What is needed - Everything in the listing except the pictures should be written out exactly.

** start Entries shown **

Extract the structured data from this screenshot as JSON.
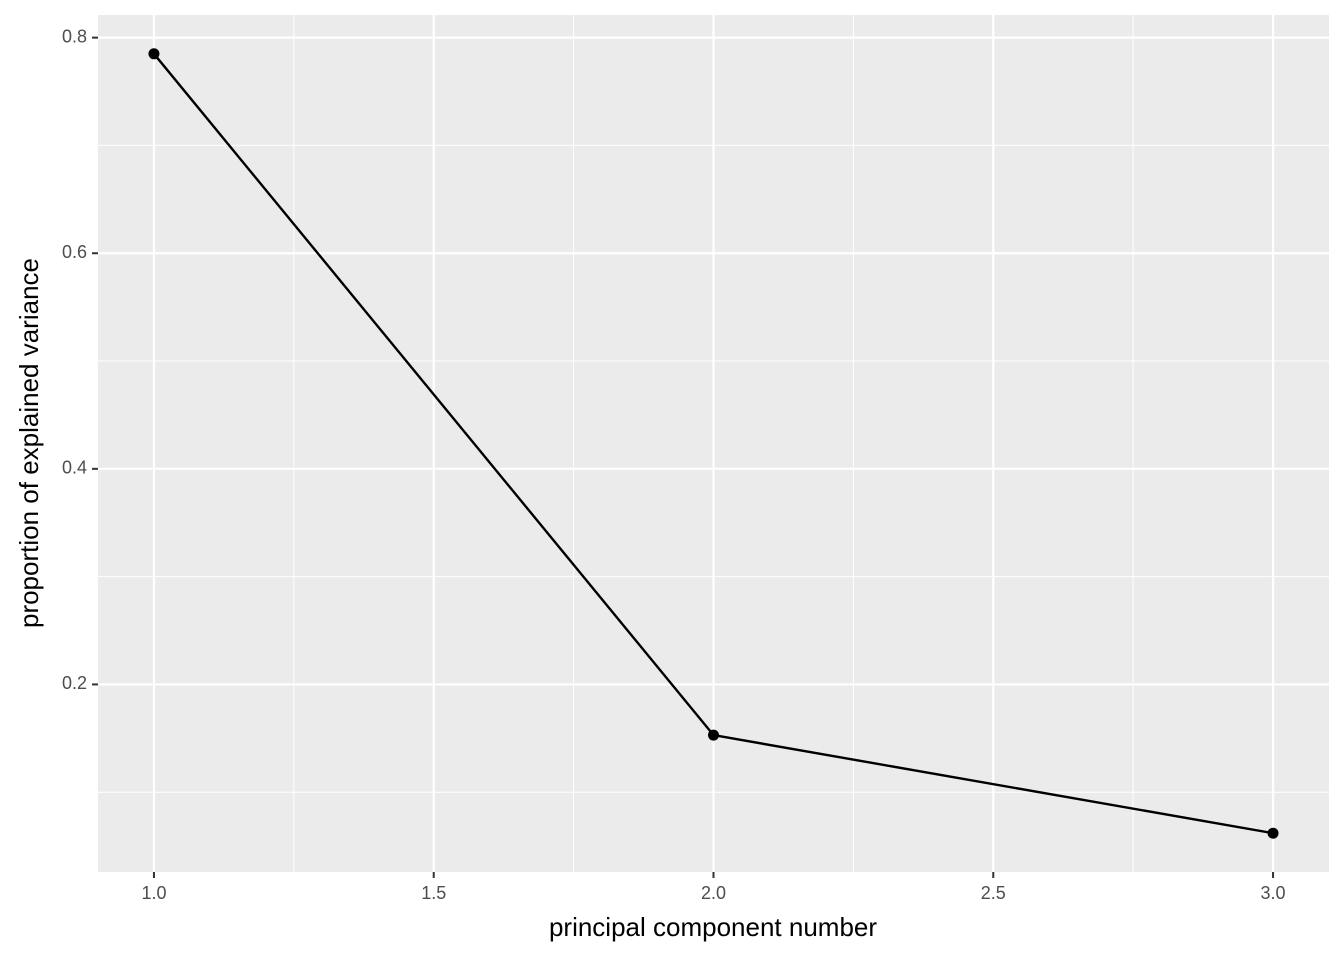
{
  "chart_data": {
    "type": "line",
    "x_label": "principal component number",
    "y_label": "proportion of explained variance",
    "x": [
      1,
      2,
      3
    ],
    "series": [
      {
        "name": "explained variance",
        "color": "#000000",
        "values": [
          0.785,
          0.153,
          0.062
        ]
      }
    ],
    "xlim": [
      0.9,
      3.1
    ],
    "xticks": [
      {
        "value": 1,
        "label": "1.0"
      },
      1.5,
      {
        "value": 2,
        "label": "2.0"
      },
      2.5,
      {
        "value": 3,
        "label": "3.0"
      }
    ],
    "ylim": [
      0.026,
      0.821
    ],
    "yticks": [
      0.2,
      0.4,
      0.6,
      0.8
    ],
    "grid": true,
    "markers": true
  }
}
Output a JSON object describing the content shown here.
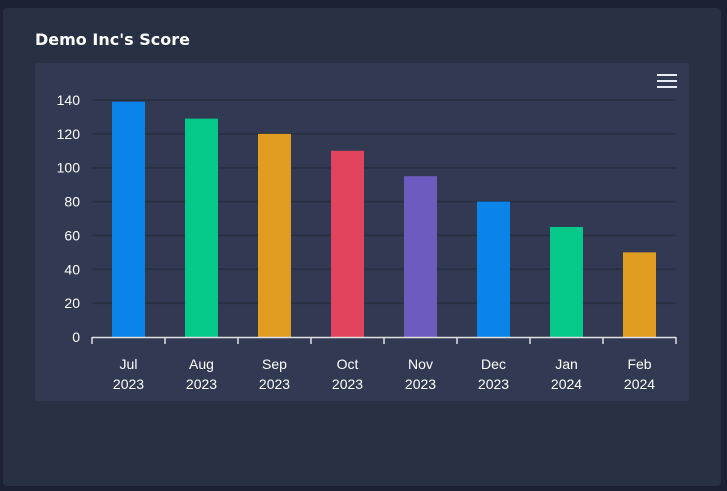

** end Entries shown **

Solution to this problem -
Extract the structured data from this screenshot as JSON.
{
  "chart_data": {
    "type": "line",
    "x_label": "principal component number",
    "y_label": "proportion of explained variance",
    "x": [
      1,
      2,
      3
    ],
    "series": [
      {
        "name": "explained variance",
        "color": "#000000",
        "values": [
          0.785,
          0.153,
          0.062
        ]
      }
    ],
    "xlim": [
      0.9,
      3.1
    ],
    "xticks": [
      {
        "value": 1,
        "label": "1.0"
      },
      1.5,
      {
        "value": 2,
        "label": "2.0"
      },
      2.5,
      {
        "value": 3,
        "label": "3.0"
      }
    ],
    "ylim": [
      0.026,
      0.821
    ],
    "yticks": [
      0.2,
      0.4,
      0.6,
      0.8
    ],
    "grid": true,
    "markers": true
  }
}
Output a JSON object describing the content shown here.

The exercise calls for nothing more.